Dataset items:
+---+

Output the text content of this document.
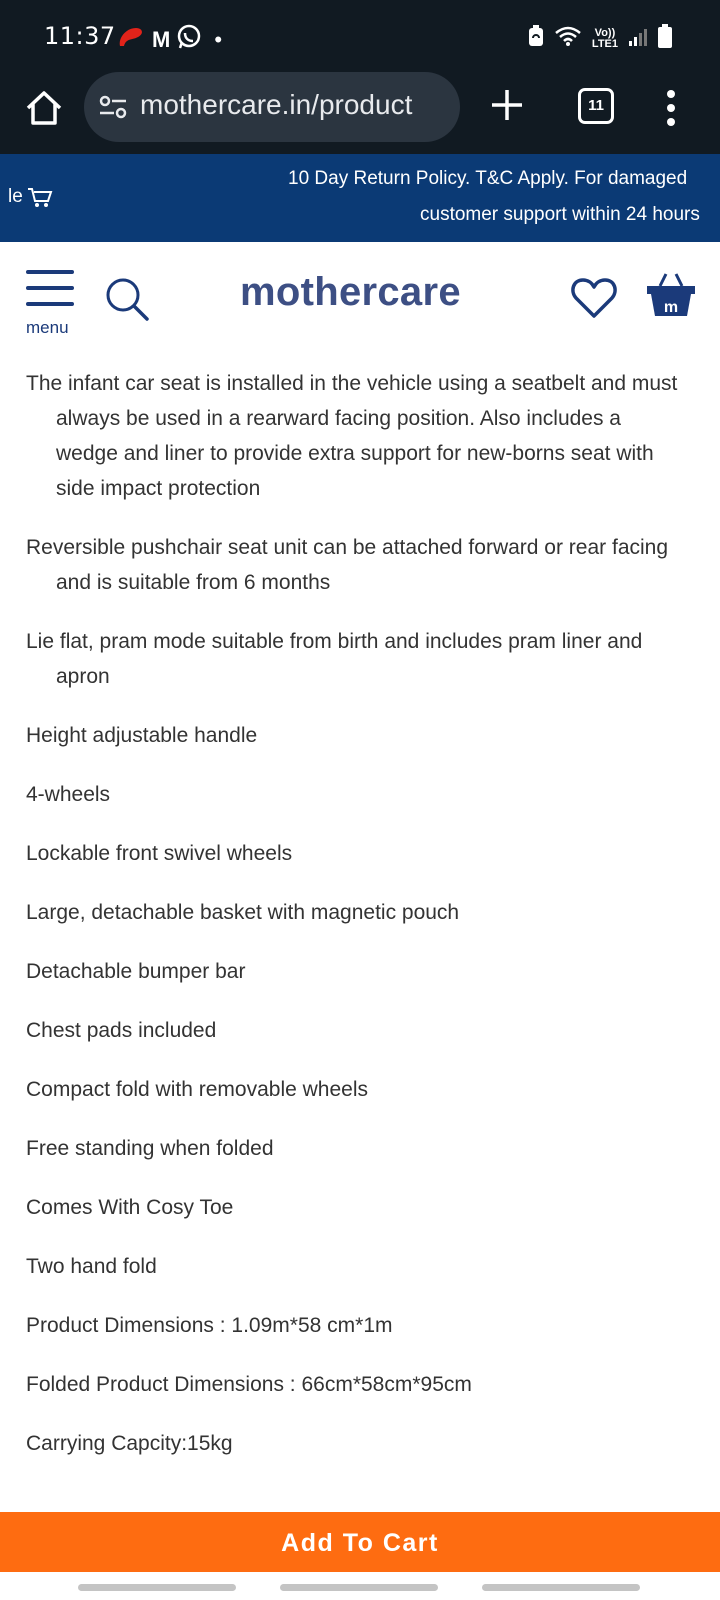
11:37 M •	Vo))
LTE1
mothercare.in/product	11
le
10 Day Return Policy. T&C Apply. For damaged
customer support within 24 hours
menu
mothercare	m
The infant car seat is installed in the vehicle using a seatbelt and must always be used in a rearward facing position. Also includes a wedge and liner to provide extra support for new-borns seat with side impact protection
Reversible pushchair seat unit can be attached forward or rear facing and is suitable from 6 months
Lie flat, pram mode suitable from birth and includes pram liner and apron
Height adjustable handle
4-wheels
Lockable front swivel wheels
Large, detachable basket with magnetic pouch
Detachable bumper bar
Chest pads included
Compact fold with removable wheels
Free standing when folded
Comes With Cosy Toe
Two hand fold
Product Dimensions : 1.09m*58 cm*1m
Folded Product Dimensions : 66cm*58cm*95cm
Carrying Capcity:15kg
Add To Cart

+---+

Aim: Copy in full each line that holds the word "includes".

Written response:
The infant car seat is installed in the vehicle using a seatbelt and must always be used in a rearward facing position. Also includes a wedge and liner to provide extra support for new-borns seat with side impact protection
Lie flat, pram mode suitable from birth and includes pram liner and apron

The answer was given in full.